■ Job:
Search the records below for the word "JSON". Pull out each line that has it.

■ Supplied records:
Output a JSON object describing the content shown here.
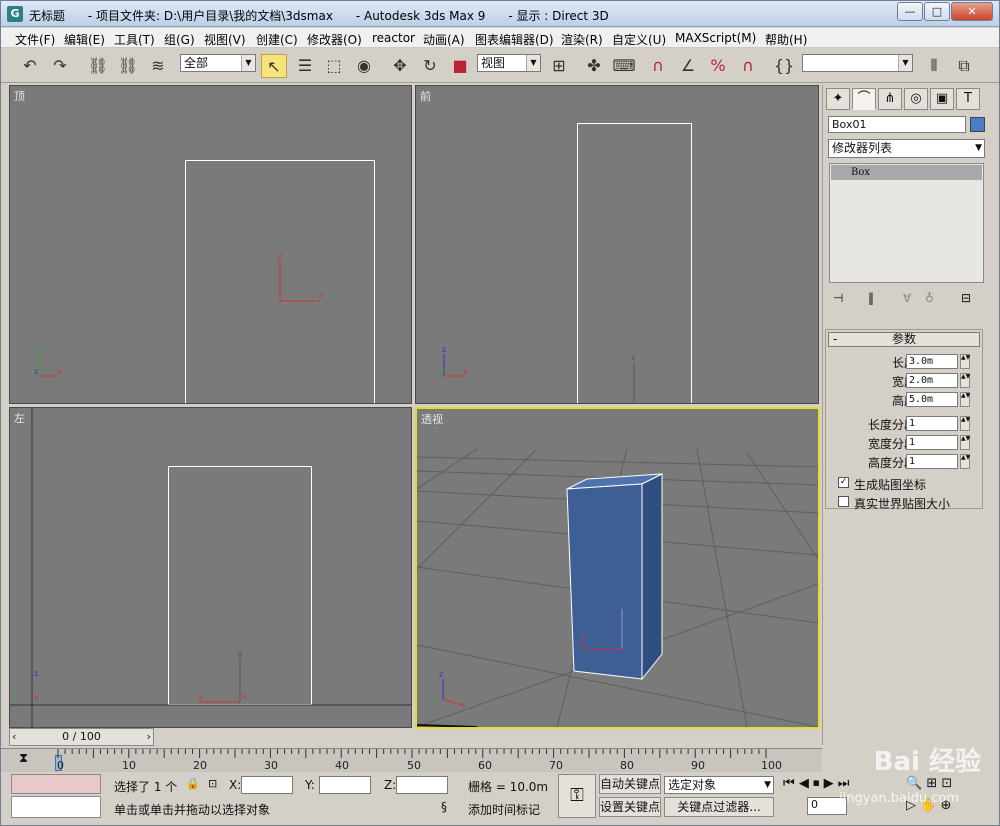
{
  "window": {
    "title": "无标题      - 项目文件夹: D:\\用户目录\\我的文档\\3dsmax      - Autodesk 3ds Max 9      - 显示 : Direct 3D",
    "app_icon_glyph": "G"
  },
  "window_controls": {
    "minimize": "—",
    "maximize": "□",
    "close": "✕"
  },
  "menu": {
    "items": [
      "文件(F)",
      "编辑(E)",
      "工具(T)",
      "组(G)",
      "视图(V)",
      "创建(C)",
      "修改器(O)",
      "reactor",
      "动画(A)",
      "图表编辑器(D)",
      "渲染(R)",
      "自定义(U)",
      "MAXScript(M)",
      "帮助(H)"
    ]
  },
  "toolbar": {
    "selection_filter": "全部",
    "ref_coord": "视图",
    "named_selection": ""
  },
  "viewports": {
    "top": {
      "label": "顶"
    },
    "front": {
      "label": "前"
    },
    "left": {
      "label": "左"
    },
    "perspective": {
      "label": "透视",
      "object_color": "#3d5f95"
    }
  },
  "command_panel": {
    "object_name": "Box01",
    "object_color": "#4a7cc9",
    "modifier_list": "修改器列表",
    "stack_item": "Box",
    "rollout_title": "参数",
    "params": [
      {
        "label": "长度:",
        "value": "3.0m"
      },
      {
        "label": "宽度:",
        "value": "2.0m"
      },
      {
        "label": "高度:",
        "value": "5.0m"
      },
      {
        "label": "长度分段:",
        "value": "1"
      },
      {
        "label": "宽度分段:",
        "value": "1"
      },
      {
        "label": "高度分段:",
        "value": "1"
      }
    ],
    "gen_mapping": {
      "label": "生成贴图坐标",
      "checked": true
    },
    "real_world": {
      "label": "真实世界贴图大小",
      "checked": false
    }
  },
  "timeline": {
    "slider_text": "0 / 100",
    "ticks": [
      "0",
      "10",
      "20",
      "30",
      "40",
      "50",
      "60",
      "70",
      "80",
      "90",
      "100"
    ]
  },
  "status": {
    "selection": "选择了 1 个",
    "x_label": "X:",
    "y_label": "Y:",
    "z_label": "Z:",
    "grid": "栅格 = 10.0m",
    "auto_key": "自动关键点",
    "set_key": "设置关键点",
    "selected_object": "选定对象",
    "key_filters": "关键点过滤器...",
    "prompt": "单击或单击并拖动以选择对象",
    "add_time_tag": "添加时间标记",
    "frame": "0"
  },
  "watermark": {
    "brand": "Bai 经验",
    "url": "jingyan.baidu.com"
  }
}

==

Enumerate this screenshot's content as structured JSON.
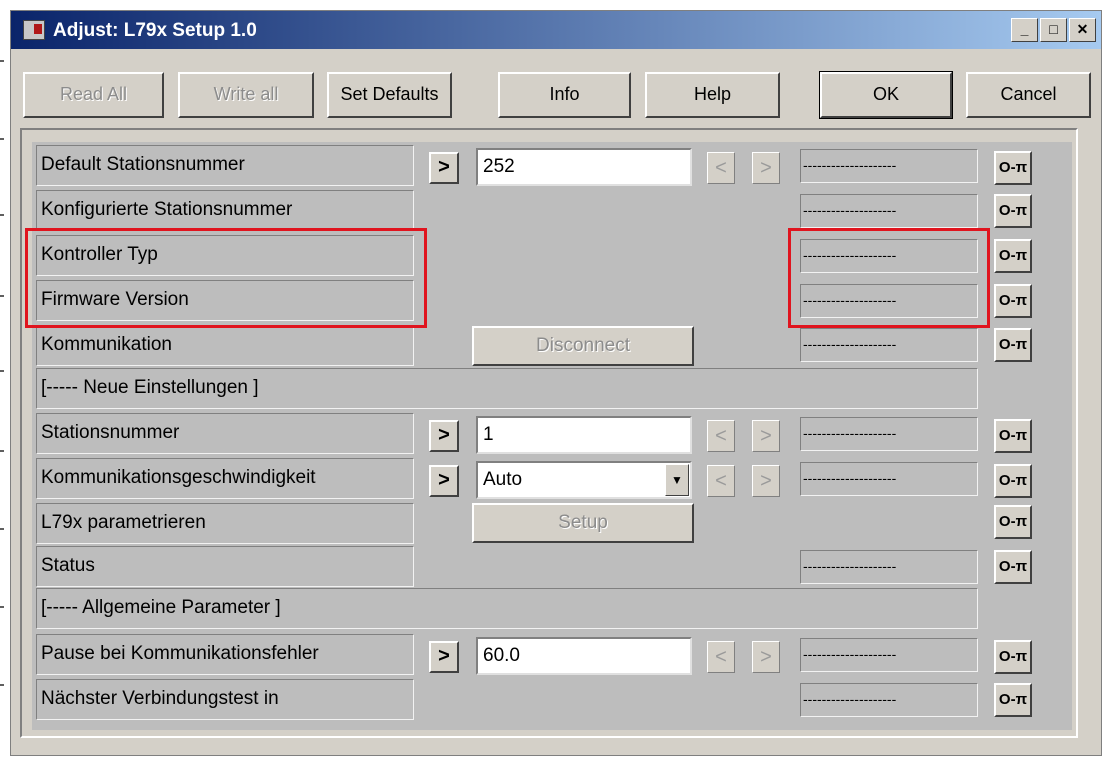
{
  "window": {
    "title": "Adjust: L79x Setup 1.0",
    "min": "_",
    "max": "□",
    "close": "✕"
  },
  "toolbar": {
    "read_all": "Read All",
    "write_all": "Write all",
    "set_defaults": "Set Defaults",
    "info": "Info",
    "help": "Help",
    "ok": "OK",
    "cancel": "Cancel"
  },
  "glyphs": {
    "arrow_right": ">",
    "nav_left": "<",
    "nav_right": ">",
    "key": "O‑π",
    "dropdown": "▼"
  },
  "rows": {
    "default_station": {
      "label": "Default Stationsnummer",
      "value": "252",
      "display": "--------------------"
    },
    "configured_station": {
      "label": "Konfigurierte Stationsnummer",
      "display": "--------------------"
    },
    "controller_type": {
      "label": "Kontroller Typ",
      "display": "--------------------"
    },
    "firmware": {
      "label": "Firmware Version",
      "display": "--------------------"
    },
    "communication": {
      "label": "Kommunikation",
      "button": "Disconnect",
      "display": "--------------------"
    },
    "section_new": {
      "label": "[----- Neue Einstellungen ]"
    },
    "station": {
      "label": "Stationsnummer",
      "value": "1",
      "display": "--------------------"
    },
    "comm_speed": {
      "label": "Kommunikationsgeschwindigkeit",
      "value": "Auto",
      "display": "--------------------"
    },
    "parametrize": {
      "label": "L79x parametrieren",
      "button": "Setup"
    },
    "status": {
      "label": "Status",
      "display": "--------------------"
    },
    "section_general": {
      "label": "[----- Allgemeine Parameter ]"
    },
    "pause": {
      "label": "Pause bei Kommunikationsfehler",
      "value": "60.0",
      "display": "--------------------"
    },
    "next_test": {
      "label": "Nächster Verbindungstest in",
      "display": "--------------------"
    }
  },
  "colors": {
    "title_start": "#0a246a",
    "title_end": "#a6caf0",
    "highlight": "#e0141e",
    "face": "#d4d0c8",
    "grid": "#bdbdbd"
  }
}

■ Solution:
Output a JSON object describing the content shown here.
Enumerate this screenshot's content as structured JSON.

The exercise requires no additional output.